#### Instructions for the task:
Your task is to return the span of lines beginning at the one with "Transcribe the text in this document." and ending at the last line of the data, exactly as it stands.

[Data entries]

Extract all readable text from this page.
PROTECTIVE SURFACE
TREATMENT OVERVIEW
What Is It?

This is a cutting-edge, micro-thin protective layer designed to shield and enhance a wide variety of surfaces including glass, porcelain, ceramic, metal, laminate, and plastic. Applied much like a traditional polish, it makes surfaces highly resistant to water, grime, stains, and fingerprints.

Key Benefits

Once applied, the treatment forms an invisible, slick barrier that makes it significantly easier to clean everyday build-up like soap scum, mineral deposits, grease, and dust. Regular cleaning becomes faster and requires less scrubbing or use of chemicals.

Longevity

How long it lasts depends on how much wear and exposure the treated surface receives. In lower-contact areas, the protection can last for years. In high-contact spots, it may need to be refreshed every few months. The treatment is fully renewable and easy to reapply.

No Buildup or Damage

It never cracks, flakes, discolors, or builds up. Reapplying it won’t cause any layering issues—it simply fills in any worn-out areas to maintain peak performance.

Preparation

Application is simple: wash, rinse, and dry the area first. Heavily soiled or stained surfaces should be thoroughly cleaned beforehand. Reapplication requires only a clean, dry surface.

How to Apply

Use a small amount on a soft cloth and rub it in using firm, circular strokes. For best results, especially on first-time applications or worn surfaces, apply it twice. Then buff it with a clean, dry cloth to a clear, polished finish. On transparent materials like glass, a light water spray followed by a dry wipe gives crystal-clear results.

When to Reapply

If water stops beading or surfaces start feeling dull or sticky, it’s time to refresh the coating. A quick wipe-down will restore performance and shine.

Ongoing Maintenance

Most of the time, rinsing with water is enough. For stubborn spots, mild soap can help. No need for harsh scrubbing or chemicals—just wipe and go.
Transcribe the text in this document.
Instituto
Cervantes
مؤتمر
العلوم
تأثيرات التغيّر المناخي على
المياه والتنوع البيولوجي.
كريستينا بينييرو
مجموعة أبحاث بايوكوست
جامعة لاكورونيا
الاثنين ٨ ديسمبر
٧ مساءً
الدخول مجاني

#### Expected answer:
Transcribe the text in this document.
Instituto
Cervantes
مؤتمر
العلوم
تأثيرات التغيّر المناخي على
المياه والتنوع البيولوجي.
كريستينا بينييرو
مجموعة أبحاث بايوكوست
جامعة لاكورونيا
الاثنين ٨ ديسمبر
٧ مساءً
الدخول مجاني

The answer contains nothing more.